WHAT YOU ARE ASKED TO DO
Copy the records word for word, from the first line through the line that contains "tooltip-line: and detected", with both of those lines included.

Stored data entries
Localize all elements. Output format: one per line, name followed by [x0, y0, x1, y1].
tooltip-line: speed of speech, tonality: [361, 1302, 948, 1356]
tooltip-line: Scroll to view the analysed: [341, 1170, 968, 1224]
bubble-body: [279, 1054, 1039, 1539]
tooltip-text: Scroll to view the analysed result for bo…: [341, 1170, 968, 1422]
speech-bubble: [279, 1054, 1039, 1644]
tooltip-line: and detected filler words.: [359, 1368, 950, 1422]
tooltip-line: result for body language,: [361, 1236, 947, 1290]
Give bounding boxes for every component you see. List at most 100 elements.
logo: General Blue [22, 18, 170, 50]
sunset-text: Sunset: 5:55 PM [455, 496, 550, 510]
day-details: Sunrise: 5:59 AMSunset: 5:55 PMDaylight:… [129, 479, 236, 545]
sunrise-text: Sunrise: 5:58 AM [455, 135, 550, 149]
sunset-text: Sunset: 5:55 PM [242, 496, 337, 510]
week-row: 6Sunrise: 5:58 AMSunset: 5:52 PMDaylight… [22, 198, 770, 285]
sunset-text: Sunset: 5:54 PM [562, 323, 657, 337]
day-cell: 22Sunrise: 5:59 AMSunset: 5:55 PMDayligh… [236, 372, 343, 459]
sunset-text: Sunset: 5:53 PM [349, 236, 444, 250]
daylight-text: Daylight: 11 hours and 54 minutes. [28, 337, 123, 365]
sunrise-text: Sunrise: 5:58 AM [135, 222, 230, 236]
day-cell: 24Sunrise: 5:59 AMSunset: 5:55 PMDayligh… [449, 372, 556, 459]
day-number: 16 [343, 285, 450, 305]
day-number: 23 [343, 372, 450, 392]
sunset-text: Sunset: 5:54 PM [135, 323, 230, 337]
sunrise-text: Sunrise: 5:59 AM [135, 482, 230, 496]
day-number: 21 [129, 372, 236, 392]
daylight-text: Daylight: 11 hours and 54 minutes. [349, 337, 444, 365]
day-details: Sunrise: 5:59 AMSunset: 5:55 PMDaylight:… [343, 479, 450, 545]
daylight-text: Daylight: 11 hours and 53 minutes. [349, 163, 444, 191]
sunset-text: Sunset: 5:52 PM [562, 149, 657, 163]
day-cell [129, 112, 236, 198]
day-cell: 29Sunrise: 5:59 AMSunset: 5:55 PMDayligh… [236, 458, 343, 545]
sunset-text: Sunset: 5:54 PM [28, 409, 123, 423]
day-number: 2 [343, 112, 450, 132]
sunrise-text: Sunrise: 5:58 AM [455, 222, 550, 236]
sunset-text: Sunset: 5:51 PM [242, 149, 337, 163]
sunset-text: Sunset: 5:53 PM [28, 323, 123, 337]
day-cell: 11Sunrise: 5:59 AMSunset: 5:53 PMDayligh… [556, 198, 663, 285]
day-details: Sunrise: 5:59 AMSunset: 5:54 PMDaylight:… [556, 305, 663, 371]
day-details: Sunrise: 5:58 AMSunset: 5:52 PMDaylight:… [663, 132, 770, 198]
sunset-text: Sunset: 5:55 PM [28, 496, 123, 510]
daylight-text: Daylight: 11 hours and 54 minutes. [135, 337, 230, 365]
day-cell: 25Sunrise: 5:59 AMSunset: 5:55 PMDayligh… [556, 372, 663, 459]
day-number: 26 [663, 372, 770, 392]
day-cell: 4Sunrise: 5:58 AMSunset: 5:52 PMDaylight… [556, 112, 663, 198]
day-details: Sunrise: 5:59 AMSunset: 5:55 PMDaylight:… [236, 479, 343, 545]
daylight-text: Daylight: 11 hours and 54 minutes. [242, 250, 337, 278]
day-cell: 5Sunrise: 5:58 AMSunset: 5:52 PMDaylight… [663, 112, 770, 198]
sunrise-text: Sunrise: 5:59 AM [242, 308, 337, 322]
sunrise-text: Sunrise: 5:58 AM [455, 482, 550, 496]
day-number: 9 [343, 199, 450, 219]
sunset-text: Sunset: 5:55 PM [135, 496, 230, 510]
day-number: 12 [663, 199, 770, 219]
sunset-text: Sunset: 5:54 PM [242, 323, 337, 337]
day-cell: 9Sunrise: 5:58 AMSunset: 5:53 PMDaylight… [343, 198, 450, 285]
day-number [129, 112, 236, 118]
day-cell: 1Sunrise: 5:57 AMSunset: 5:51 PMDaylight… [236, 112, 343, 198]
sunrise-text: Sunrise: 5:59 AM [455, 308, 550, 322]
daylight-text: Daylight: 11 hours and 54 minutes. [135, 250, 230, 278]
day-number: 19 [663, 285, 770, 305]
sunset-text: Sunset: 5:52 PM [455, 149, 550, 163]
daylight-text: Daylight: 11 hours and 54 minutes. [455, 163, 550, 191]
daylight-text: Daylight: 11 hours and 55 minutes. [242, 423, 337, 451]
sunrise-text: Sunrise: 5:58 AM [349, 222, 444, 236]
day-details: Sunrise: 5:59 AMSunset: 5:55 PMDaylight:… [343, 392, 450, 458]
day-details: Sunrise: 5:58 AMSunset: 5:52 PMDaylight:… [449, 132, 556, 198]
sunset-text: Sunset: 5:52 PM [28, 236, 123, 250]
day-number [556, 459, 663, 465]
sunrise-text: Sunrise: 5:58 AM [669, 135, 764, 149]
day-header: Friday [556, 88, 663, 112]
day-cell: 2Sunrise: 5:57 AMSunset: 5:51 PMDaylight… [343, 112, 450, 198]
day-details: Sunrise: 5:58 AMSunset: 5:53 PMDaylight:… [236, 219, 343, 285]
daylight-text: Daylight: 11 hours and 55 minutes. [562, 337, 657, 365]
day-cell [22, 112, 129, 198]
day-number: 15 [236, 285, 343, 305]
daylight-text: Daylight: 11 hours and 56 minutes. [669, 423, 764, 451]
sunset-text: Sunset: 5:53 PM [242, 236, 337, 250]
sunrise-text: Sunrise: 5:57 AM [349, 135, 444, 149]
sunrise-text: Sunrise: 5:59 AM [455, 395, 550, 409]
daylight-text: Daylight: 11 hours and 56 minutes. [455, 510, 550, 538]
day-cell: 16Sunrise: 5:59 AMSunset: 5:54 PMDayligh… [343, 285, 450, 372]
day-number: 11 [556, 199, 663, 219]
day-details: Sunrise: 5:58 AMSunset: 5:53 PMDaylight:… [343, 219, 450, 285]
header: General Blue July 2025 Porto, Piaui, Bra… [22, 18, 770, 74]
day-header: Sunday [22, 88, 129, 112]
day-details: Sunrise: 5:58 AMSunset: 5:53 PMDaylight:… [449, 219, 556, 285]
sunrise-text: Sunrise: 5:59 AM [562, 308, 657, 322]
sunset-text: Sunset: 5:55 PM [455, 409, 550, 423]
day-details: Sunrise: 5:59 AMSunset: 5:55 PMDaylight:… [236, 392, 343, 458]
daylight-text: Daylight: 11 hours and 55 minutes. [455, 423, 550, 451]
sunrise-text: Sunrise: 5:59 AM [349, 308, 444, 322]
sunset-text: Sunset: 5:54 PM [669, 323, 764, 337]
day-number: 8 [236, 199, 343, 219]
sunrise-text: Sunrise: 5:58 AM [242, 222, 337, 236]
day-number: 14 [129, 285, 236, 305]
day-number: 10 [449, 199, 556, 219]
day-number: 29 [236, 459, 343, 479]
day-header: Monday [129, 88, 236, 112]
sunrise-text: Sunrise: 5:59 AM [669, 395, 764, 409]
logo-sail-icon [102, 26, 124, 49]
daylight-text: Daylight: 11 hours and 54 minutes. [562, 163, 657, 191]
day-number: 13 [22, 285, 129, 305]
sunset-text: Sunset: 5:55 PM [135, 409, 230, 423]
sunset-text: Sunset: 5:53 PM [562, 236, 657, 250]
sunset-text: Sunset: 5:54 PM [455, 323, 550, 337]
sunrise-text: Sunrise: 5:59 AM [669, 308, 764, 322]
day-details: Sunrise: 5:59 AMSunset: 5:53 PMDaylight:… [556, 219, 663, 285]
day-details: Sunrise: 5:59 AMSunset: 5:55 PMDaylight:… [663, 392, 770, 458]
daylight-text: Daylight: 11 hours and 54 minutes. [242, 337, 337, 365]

WRITTEN RESPONSE
Localize all elements. Output format: one per line, name followed by [x0, y0, x1, y1].
tooltip-line: speed of speech, tonality: [361, 1302, 948, 1356]
tooltip-line: Scroll to view the analysed: [341, 1170, 968, 1224]
bubble-body: [279, 1054, 1039, 1539]
tooltip-text: Scroll to view the analysed result for bo…: [341, 1170, 968, 1422]
speech-bubble: [279, 1054, 1039, 1644]
tooltip-line: and detected filler words.: [359, 1368, 950, 1422]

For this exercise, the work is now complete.